**What to work on**.
Please write the listing below out again exactly, leaving every picture behind.

**Dataset records**.
::::

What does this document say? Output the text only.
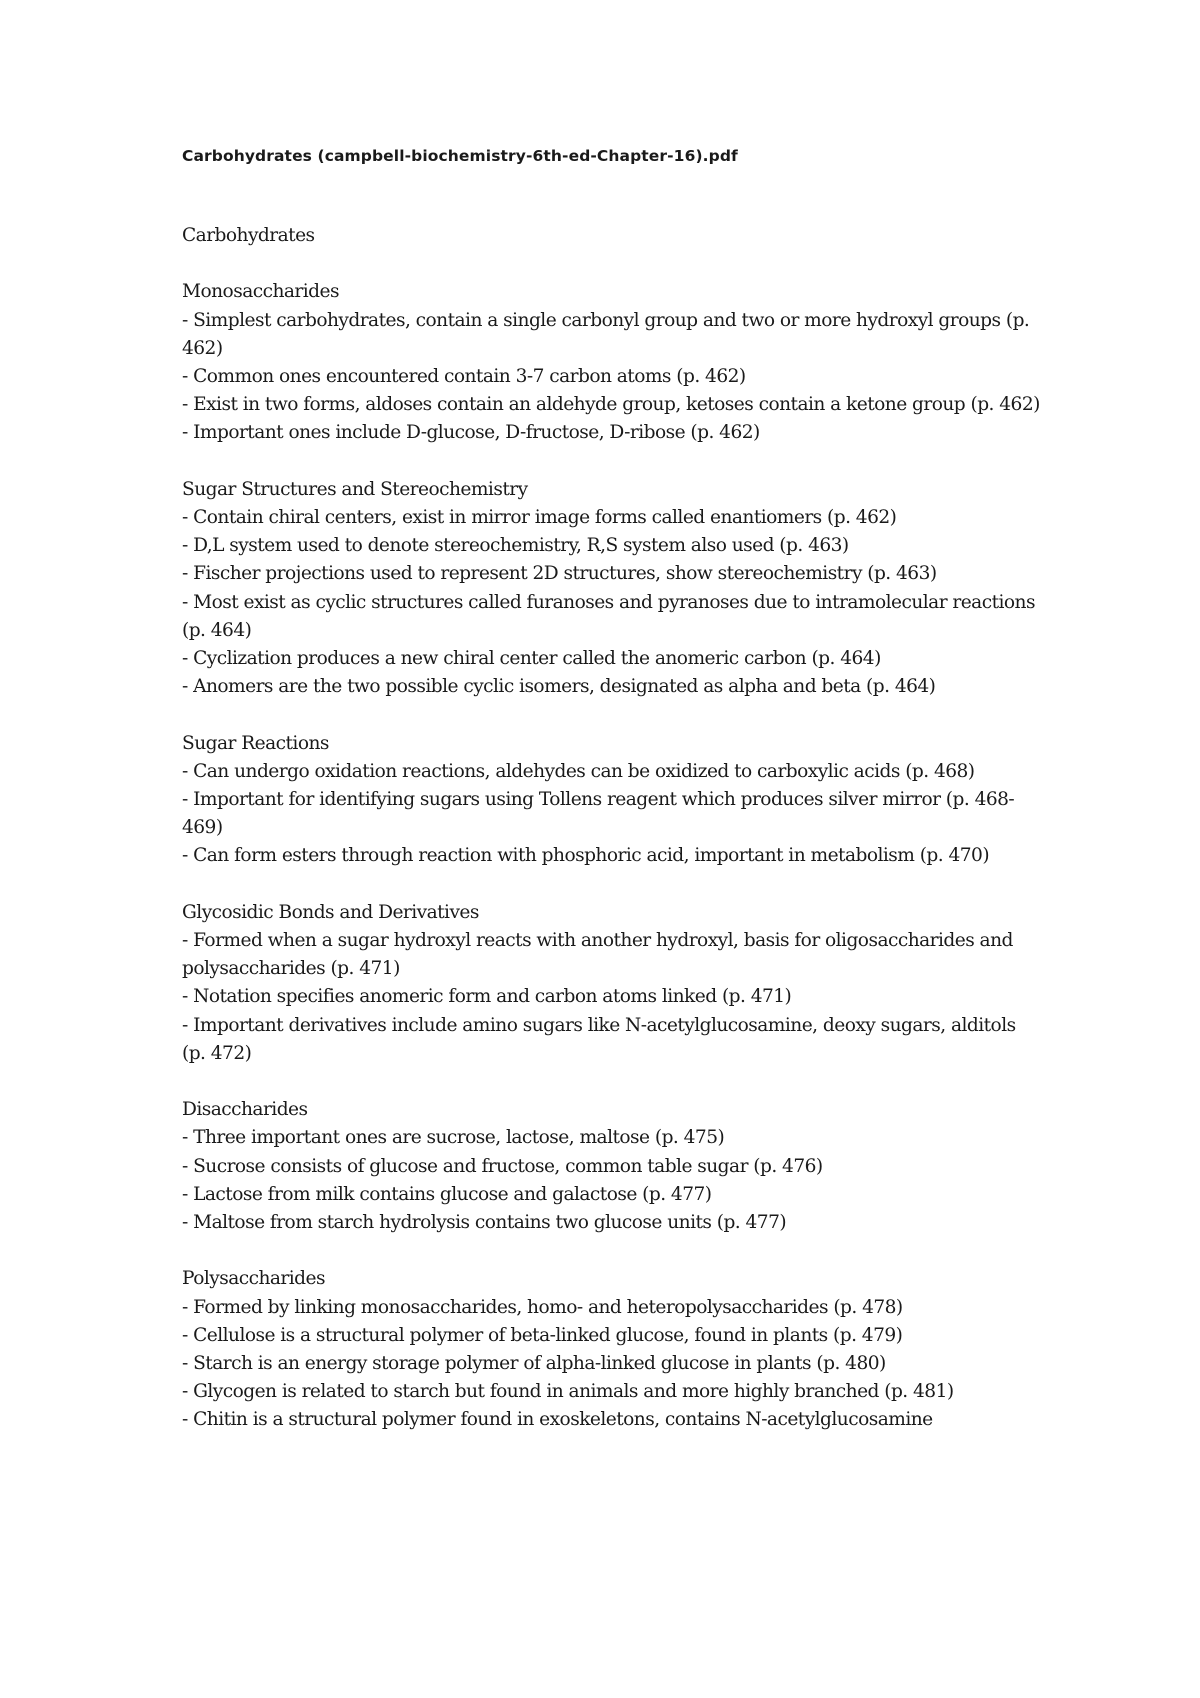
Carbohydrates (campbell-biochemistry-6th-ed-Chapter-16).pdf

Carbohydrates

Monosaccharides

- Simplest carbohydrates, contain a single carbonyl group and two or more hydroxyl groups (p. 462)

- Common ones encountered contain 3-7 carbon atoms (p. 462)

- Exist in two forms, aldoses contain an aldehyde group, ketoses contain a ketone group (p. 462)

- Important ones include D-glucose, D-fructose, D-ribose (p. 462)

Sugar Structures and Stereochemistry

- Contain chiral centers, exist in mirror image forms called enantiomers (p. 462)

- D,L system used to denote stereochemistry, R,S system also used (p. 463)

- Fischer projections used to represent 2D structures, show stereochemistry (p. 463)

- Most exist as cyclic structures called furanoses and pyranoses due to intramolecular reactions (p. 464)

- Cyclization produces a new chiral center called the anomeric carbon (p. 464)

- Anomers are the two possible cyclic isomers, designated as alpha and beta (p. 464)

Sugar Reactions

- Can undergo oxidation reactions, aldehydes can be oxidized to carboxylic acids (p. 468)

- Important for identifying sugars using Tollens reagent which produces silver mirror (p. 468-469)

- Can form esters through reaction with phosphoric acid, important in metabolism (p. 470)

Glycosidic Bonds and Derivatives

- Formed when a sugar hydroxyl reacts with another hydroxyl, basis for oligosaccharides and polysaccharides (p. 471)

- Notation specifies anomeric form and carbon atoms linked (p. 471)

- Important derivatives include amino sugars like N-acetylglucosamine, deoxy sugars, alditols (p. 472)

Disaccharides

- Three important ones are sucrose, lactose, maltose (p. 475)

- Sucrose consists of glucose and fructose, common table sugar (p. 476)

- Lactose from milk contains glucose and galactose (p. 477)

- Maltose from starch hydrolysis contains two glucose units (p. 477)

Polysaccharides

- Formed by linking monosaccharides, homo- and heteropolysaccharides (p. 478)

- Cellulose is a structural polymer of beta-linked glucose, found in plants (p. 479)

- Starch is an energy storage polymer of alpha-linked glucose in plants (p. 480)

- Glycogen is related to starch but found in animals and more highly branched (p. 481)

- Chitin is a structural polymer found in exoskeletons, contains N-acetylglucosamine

::::

**Task result**.
What does this document say? Output the text only.
Carbohydrates (campbell-biochemistry-6th-ed-Chapter-16).pdf

Carbohydrates

Monosaccharides

- Simplest carbohydrates, contain a single carbonyl group and two or more hydroxyl groups (p. 462)

- Common ones encountered contain 3-7 carbon atoms (p. 462)

- Exist in two forms, aldoses contain an aldehyde group, ketoses contain a ketone group (p. 462)

- Important ones include D-glucose, D-fructose, D-ribose (p. 462)

Sugar Structures and Stereochemistry

- Contain chiral centers, exist in mirror image forms called enantiomers (p. 462)

- D,L system used to denote stereochemistry, R,S system also used (p. 463)

- Fischer projections used to represent 2D structures, show stereochemistry (p. 463)

- Most exist as cyclic structures called furanoses and pyranoses due to intramolecular reactions (p. 464)

- Cyclization produces a new chiral center called the anomeric carbon (p. 464)

- Anomers are the two possible cyclic isomers, designated as alpha and beta (p. 464)

Sugar Reactions

- Can undergo oxidation reactions, aldehydes can be oxidized to carboxylic acids (p. 468)

- Important for identifying sugars using Tollens reagent which produces silver mirror (p. 468-469)

- Can form esters through reaction with phosphoric acid, important in metabolism (p. 470)

Glycosidic Bonds and Derivatives

- Formed when a sugar hydroxyl reacts with another hydroxyl, basis for oligosaccharides and polysaccharides (p. 471)

- Notation specifies anomeric form and carbon atoms linked (p. 471)

- Important derivatives include amino sugars like N-acetylglucosamine, deoxy sugars, alditols (p. 472)

Disaccharides

- Three important ones are sucrose, lactose, maltose (p. 475)

- Sucrose consists of glucose and fructose, common table sugar (p. 476)

- Lactose from milk contains glucose and galactose (p. 477)

- Maltose from starch hydrolysis contains two glucose units (p. 477)

Polysaccharides

- Formed by linking monosaccharides, homo- and heteropolysaccharides (p. 478)

- Cellulose is a structural polymer of beta-linked glucose, found in plants (p. 479)

- Starch is an energy storage polymer of alpha-linked glucose in plants (p. 480)

- Glycogen is related to starch but found in animals and more highly branched (p. 481)

- Chitin is a structural polymer found in exoskeletons, contains N-acetylglucosamine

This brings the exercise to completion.